((

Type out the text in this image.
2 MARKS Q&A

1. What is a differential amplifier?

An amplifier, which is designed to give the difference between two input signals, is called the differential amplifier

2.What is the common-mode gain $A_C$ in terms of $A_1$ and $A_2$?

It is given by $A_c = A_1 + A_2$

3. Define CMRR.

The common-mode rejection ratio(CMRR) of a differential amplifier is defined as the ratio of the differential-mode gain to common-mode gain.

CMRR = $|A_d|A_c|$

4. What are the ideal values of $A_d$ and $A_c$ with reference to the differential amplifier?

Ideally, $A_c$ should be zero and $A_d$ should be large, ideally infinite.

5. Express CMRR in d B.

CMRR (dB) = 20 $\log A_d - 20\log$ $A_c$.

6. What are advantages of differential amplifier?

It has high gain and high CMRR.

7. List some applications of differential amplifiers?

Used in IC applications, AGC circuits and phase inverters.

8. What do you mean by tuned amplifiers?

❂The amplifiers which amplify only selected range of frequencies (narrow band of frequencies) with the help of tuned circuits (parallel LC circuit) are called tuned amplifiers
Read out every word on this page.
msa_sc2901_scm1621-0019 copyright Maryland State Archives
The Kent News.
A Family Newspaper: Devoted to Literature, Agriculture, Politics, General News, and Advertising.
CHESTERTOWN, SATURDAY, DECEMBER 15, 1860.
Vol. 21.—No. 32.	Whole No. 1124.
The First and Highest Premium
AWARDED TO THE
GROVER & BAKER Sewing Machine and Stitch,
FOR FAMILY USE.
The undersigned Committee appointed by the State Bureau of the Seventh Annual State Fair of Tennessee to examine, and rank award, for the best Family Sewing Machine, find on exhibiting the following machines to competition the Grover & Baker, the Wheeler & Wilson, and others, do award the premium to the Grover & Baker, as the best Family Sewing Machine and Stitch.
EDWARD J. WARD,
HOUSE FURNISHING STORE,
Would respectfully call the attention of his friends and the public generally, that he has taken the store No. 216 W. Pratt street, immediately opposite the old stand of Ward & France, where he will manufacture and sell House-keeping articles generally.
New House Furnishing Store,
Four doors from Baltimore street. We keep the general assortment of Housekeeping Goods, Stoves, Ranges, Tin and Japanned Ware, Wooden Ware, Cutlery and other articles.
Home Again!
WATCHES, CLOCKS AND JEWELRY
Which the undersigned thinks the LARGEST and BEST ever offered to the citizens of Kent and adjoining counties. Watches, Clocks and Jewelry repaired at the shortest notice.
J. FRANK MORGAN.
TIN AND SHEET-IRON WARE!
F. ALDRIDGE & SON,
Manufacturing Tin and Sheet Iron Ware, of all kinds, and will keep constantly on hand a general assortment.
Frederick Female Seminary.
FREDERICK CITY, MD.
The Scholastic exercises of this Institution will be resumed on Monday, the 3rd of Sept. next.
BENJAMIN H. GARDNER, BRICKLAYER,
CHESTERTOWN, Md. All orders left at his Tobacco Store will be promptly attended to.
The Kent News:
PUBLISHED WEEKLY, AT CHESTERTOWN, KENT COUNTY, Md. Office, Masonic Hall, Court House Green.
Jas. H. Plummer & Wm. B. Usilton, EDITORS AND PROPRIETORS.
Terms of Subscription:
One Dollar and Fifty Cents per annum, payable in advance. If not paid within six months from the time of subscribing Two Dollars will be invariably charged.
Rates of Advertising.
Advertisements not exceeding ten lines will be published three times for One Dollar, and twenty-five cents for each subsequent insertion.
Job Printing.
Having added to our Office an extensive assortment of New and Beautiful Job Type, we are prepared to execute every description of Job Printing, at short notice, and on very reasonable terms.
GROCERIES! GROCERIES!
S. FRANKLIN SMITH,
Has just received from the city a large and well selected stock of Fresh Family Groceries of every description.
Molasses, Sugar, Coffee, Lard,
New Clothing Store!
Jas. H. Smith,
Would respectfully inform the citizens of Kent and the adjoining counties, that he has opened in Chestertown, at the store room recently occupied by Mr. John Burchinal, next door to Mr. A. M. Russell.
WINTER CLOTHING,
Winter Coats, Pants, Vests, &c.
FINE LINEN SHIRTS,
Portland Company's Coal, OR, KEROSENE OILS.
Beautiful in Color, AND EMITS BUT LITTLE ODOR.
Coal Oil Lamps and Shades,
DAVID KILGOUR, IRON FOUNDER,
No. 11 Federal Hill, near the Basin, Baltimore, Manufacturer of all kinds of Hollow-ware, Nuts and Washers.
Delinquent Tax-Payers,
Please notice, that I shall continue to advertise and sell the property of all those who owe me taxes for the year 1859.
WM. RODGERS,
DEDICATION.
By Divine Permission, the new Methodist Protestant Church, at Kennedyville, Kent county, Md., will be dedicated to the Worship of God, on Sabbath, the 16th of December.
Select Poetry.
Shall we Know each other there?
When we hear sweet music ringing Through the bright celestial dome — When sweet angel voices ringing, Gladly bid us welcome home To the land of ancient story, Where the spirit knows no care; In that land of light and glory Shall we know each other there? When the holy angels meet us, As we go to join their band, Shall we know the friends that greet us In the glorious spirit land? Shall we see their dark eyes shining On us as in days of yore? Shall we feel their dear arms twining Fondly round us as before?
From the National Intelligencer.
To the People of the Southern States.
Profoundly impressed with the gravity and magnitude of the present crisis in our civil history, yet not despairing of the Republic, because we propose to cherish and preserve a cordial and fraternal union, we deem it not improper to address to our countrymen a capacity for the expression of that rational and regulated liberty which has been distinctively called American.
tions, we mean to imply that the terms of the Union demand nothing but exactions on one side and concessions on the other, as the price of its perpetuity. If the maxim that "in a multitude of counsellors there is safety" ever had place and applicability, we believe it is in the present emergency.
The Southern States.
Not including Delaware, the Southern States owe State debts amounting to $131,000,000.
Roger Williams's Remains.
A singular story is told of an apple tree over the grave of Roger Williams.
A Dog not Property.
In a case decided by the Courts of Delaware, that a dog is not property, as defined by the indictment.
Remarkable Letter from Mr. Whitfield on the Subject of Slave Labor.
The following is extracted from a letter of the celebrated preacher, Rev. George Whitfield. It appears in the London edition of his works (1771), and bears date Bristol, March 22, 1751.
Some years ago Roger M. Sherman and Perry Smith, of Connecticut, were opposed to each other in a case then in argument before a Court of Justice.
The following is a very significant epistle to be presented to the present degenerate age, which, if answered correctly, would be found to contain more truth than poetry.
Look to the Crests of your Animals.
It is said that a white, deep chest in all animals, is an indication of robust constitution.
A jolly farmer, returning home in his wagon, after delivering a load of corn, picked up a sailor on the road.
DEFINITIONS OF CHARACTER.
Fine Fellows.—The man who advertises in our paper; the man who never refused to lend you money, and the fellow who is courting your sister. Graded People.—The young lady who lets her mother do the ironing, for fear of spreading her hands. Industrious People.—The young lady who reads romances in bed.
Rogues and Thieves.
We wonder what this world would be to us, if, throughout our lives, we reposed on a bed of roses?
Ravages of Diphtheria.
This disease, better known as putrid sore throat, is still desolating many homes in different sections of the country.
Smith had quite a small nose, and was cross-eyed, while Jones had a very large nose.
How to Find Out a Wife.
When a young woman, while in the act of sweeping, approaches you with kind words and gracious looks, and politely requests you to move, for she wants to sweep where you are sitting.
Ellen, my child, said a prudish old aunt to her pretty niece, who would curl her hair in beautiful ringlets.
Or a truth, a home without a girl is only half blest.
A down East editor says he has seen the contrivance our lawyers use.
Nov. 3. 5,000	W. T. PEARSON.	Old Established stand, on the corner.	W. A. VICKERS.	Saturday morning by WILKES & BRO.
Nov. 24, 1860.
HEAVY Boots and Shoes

))

> _Task description_
Quote every line of the data, word for word.

> _Exercise output_
Type out the text in this image.
2 MARKS Q&A

1. What is a differential amplifier?

An amplifier, which is designed to give the difference between two input signals, is called the differential amplifier

2.What is the common-mode gain $A_C$ in terms of $A_1$ and $A_2$?

It is given by $A_c = A_1 + A_2$

3. Define CMRR.

The common-mode rejection ratio(CMRR) of a differential amplifier is defined as the ratio of the differential-mode gain to common-mode gain.

CMRR = $|A_d|A_c|$

4. What are the ideal values of $A_d$ and $A_c$ with reference to the differential amplifier?

Ideally, $A_c$ should be zero and $A_d$ should be large, ideally infinite.

5. Express CMRR in d B.

CMRR (dB) = 20 $\log A_d - 20\log$ $A_c$.

6. What are advantages of differential amplifier?

It has high gain and high CMRR.

7. List some applications of differential amplifiers?

Used in IC applications, AGC circuits and phase inverters.

8. What do you mean by tuned amplifiers?

❂The amplifiers which amplify only selected range of frequencies (narrow band of frequencies) with the help of tuned circuits (parallel LC circuit) are called tuned amplifiers
Read out every word on this page.
msa_sc2901_scm1621-0019 copyright Maryland State Archives
The Kent News.
A Family Newspaper: Devoted to Literature, Agriculture, Politics, General News, and Advertising.
CHESTERTOWN, SATURDAY, DECEMBER 15, 1860.
Vol. 21.—No. 32.	Whole No. 1124.
The First and Highest Premium
AWARDED TO THE
GROVER & BAKER Sewing Machine and Stitch,
FOR FAMILY USE.
The undersigned Committee appointed by the State Bureau of the Seventh Annual State Fair of Tennessee to examine, and rank award, for the best Family Sewing Machine, find on exhibiting the following machines to competition the Grover & Baker, the Wheeler & Wilson, and others, do award the premium to the Grover & Baker, as the best Family Sewing Machine and Stitch.
EDWARD J. WARD,
HOUSE FURNISHING STORE,
Would respectfully call the attention of his friends and the public generally, that he has taken the store No. 216 W. Pratt street, immediately opposite the old stand of Ward & France, where he will manufacture and sell House-keeping articles generally.
New House Furnishing Store,
Four doors from Baltimore street. We keep the general assortment of Housekeeping Goods, Stoves, Ranges, Tin and Japanned Ware, Wooden Ware, Cutlery and other articles.
Home Again!
WATCHES, CLOCKS AND JEWELRY
Which the undersigned thinks the LARGEST and BEST ever offered to the citizens of Kent and adjoining counties. Watches, Clocks and Jewelry repaired at the shortest notice.
J. FRANK MORGAN.
TIN AND SHEET-IRON WARE!
F. ALDRIDGE & SON,
Manufacturing Tin and Sheet Iron Ware, of all kinds, and will keep constantly on hand a general assortment.
Frederick Female Seminary.
FREDERICK CITY, MD.
The Scholastic exercises of this Institution will be resumed on Monday, the 3rd of Sept. next.
BENJAMIN H. GARDNER, BRICKLAYER,
CHESTERTOWN, Md. All orders left at his Tobacco Store will be promptly attended to.
The Kent News:
PUBLISHED WEEKLY, AT CHESTERTOWN, KENT COUNTY, Md. Office, Masonic Hall, Court House Green.
Jas. H. Plummer & Wm. B. Usilton, EDITORS AND PROPRIETORS.
Terms of Subscription:
One Dollar and Fifty Cents per annum, payable in advance. If not paid within six months from the time of subscribing Two Dollars will be invariably charged.
Rates of Advertising.
Advertisements not exceeding ten lines will be published three times for One Dollar, and twenty-five cents for each subsequent insertion.
Job Printing.
Having added to our Office an extensive assortment of New and Beautiful Job Type, we are prepared to execute every description of Job Printing, at short notice, and on very reasonable terms.
GROCERIES! GROCERIES!
S. FRANKLIN SMITH,
Has just received from the city a large and well selected stock of Fresh Family Groceries of every description.
Molasses, Sugar, Coffee, Lard,
New Clothing Store!
Jas. H. Smith,
Would respectfully inform the citizens of Kent and the adjoining counties, that he has opened in Chestertown, at the store room recently occupied by Mr. John Burchinal, next door to Mr. A. M. Russell.
WINTER CLOTHING,
Winter Coats, Pants, Vests, &c.
FINE LINEN SHIRTS,
Portland Company's Coal, OR, KEROSENE OILS.
Beautiful in Color, AND EMITS BUT LITTLE ODOR.
Coal Oil Lamps and Shades,
DAVID KILGOUR, IRON FOUNDER,
No. 11 Federal Hill, near the Basin, Baltimore, Manufacturer of all kinds of Hollow-ware, Nuts and Washers.
Delinquent Tax-Payers,
Please notice, that I shall continue to advertise and sell the property of all those who owe me taxes for the year 1859.
WM. RODGERS,
DEDICATION.
By Divine Permission, the new Methodist Protestant Church, at Kennedyville, Kent county, Md., will be dedicated to the Worship of God, on Sabbath, the 16th of December.
Select Poetry.
Shall we Know each other there?
When we hear sweet music ringing Through the bright celestial dome — When sweet angel voices ringing, Gladly bid us welcome home To the land of ancient story, Where the spirit knows no care; In that land of light and glory Shall we know each other there? When the holy angels meet us, As we go to join their band, Shall we know the friends that greet us In the glorious spirit land? Shall we see their dark eyes shining On us as in days of yore? Shall we feel their dear arms twining Fondly round us as before?
From the National Intelligencer.
To the People of the Southern States.
Profoundly impressed with the gravity and magnitude of the present crisis in our civil history, yet not despairing of the Republic, because we propose to cherish and preserve a cordial and fraternal union, we deem it not improper to address to our countrymen a capacity for the expression of that rational and regulated liberty which has been distinctively called American.
tions, we mean to imply that the terms of the Union demand nothing but exactions on one side and concessions on the other, as the price of its perpetuity. If the maxim that "in a multitude of counsellors there is safety" ever had place and applicability, we believe it is in the present emergency.
The Southern States.
Not including Delaware, the Southern States owe State debts amounting to $131,000,000.
Roger Williams's Remains.
A singular story is told of an apple tree over the grave of Roger Williams.
A Dog not Property.
In a case decided by the Courts of Delaware, that a dog is not property, as defined by the indictment.
Remarkable Letter from Mr. Whitfield on the Subject of Slave Labor.
The following is extracted from a letter of the celebrated preacher, Rev. George Whitfield. It appears in the London edition of his works (1771), and bears date Bristol, March 22, 1751.
Some years ago Roger M. Sherman and Perry Smith, of Connecticut, were opposed to each other in a case then in argument before a Court of Justice.
The following is a very significant epistle to be presented to the present degenerate age, which, if answered correctly, would be found to contain more truth than poetry.
Look to the Crests of your Animals.
It is said that a white, deep chest in all animals, is an indication of robust constitution.
A jolly farmer, returning home in his wagon, after delivering a load of corn, picked up a sailor on the road.
DEFINITIONS OF CHARACTER.
Fine Fellows.—The man who advertises in our paper; the man who never refused to lend you money, and the fellow who is courting your sister. Graded People.—The young lady who lets her mother do the ironing, for fear of spreading her hands. Industrious People.—The young lady who reads romances in bed.
Rogues and Thieves.
We wonder what this world would be to us, if, throughout our lives, we reposed on a bed of roses?
Ravages of Diphtheria.
This disease, better known as putrid sore throat, is still desolating many homes in different sections of the country.
Smith had quite a small nose, and was cross-eyed, while Jones had a very large nose.
How to Find Out a Wife.
When a young woman, while in the act of sweeping, approaches you with kind words and gracious looks, and politely requests you to move, for she wants to sweep where you are sitting.
Ellen, my child, said a prudish old aunt to her pretty niece, who would curl her hair in beautiful ringlets.
Or a truth, a home without a girl is only half blest.
A down East editor says he has seen the contrivance our lawyers use.
Nov. 3. 5,000	W. T. PEARSON.	Old Established stand, on the corner.	W. A. VICKERS.	Saturday morning by WILKES & BRO.
Nov. 24, 1860.
HEAVY Boots and Shoes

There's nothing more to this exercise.